(Provided text)
BEGIN

Decorate the ice cream with some fresh fruits and enjoy! Bon appetit!

Traditionelles Dorfhaus

The road to silence – excursion

On an early morning in April, we hit the road to silence. You can find it only a few kilometres away from the beaches of the Cost Brava, in the small medieval villages of the Empordà area. There, time passes slower.

Less speed is more

In an old Mercedes we make our way through wide meadows and olive groves and even pass a grazing flock of sheep. Above us, the blue infinity of the southern sky. Today’s motto: less speed is more: more impression, more experience, more enjoyment. Always online, always available – today we are not. The world turns faster every day, times of peace are rare. Therefore, it’s important to discover silence in a new way. Deceleration is today’s programme. Yesterday, breathless through space and time. Today, we walk slowly, intentionally, through the quiet alleys, deserted landscapes and spend the siesta between ancient walls of romantic, medieval places.

Alley with archway

The nice spring sun is playing tricks with light and shade.

Idyllic country life

One of these places on our journey is Vulpellac. Here, you can find a stone castle, built between the 13th and 16th century, looking over the crooked roofs of the houses. The church connected to the castle was once the castle’s chapel. We admire tendrils and huge lemon trees. A cat scurries through an archway.The small alleys around the castle absorb us and the sunlight for one moment, and then release us a few minutes later. The village is covered in silence. An old friendly man greets us. We don’t remain unnoticed. At this time of year there are no foreigners here. Immediately we get exposed as foreign tourists and people are observing us. Whether our camera is able to capture the magic of this place? Better if you look for yourself.

Ancient building

Castle of Vulpellac, dating back to the 13th century.

END

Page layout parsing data

BEGIN

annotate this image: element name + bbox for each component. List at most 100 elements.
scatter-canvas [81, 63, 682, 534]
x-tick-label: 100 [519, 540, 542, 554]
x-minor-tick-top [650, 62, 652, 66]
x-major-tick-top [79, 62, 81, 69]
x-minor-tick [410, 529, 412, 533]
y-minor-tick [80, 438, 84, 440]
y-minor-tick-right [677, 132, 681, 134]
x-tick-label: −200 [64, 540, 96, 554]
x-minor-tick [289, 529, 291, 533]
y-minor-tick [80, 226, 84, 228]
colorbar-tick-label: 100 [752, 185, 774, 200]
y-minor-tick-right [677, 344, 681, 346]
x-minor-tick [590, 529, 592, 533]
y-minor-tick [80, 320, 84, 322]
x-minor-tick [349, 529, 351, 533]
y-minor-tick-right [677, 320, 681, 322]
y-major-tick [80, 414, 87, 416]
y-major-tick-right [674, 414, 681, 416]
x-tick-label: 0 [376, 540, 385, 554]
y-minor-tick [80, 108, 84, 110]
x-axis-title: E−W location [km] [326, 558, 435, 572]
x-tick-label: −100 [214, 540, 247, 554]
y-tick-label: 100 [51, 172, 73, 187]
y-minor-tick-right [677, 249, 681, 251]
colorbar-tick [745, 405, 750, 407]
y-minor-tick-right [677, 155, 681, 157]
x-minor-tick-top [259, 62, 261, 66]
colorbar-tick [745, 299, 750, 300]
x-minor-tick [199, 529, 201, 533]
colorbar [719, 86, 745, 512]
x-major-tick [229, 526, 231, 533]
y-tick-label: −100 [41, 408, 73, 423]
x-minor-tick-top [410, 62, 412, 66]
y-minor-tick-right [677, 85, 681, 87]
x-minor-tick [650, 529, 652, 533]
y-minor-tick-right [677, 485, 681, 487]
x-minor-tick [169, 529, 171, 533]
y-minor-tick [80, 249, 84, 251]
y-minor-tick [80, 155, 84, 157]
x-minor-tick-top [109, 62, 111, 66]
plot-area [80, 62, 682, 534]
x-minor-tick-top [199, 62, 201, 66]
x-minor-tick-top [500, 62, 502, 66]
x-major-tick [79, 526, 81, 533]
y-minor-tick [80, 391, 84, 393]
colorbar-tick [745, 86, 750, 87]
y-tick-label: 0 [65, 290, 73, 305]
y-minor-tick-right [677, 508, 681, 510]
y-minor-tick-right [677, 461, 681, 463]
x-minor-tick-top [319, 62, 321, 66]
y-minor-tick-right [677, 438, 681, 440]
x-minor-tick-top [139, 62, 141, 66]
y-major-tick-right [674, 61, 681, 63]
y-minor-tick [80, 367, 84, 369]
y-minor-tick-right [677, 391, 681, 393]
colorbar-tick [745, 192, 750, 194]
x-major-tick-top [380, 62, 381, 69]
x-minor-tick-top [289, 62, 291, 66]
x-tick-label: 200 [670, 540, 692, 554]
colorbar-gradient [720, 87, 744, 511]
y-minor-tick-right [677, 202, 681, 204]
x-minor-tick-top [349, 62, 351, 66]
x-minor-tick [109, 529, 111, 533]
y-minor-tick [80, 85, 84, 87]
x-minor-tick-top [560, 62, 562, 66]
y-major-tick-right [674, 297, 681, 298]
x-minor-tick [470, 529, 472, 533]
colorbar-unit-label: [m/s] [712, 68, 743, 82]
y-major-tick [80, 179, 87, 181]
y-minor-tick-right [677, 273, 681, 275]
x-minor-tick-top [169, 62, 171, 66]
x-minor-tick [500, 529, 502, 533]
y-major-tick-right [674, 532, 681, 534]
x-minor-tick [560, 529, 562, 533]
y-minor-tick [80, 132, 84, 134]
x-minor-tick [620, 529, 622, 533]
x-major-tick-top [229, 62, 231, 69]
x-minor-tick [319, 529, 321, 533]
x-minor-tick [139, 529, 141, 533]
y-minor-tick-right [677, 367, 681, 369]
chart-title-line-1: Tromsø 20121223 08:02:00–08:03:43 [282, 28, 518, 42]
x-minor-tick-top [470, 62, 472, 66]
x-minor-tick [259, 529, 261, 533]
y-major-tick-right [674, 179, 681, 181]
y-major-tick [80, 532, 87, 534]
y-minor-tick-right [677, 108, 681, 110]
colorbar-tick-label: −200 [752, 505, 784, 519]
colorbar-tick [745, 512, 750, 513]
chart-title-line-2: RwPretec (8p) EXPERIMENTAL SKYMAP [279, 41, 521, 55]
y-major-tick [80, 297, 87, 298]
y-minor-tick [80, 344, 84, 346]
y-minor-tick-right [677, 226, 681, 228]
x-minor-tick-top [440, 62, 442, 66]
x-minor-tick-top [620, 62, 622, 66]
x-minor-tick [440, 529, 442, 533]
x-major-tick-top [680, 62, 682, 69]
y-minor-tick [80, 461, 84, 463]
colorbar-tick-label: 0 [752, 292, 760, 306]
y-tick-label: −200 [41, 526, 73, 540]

END

(Problems and tasks)
1. Answer these questions using the text about the road to silence:
(a) In which month does the excursion begin?
(b) In what vehicle do the travelers drive through the meadows and olive groves?
(c) Between which centuries was the stone castle in Vulpellac built?
2. Proceed with the text about the road to silence, picking up after its final line.

(Answers by item number)
1.
(a) April
(b) An old Mercedes
(c) Between the 13th and 16th century

2.
Let’s keep unwinding

Not far away, you can find the place Canapost with its beautiful Romanesque church, dedicated to Saint Steven. From here, we go to Peratallada. This village is considered a jewel and is visited by many people during summer. Also today, we are not alone in this village surrounded by walls, impressing with traditional medieval structure. At the car park, we still don’t have to pay a charge and we easily find a place between the few hired cars of the first tourists. Peratallada is dominated by its castle and the Romanesque church Sant Esteve. We stroll through the crooked alleys and delightful squares. In the old town centre you can find many small restaurants, located in charmingly renovated historic stone houses. Almost all of the boutiques and small shops are still closed right now. We find a free table on one of the terraces between the arcades of the Plaça de Les Voltes. It’s time for some tapas and a glass of cold white wine. Relaxed, we are looking at the square. A nervous dog moves back and forth, hoping for a dropped down bite. Unfortunately, he has bad luck, as his owner calls him back. The owner from one of the restaurants in front of us is looking desperately for some guests. So far, only a few people came here for having lunch. When the season starts, they will fight for free tables. But today, the locals still enjoy the slowness. Also, our waiter is very relaxed and serves his few guests on the sun-drenched terrace without any stress. We wanted deceleration, so don’t complain and keep unwinding. The moment is wonderful and the day still has a lot to offer.

Café Peratallada

Sitting in a restaurant, we enjoy the view over the lovely square.

Back to reality

After another walk through the town, we decide to visit Pals. Here, we are back in commercialism. A few coaches just have parked in front of the medieval place. If we hurry, we might can get rid of the tourist masses. But then, deceleration and peace is over. The one way or the other. Nevertheless, a look a the Medes Islands and a short round through the picturesque village is a must. Finally, we are lucky and find a small hidden café, away from the hustle and bustle, where we finish our trip with a café con leche. Slowly, the sky turns pink and the sun disappears behind the mountains on the horizon. It’s time to go back into reality. Hopefully, there will be time for more moments of deceleration.

View over Pals

One last view, then it’s time to go back to real life.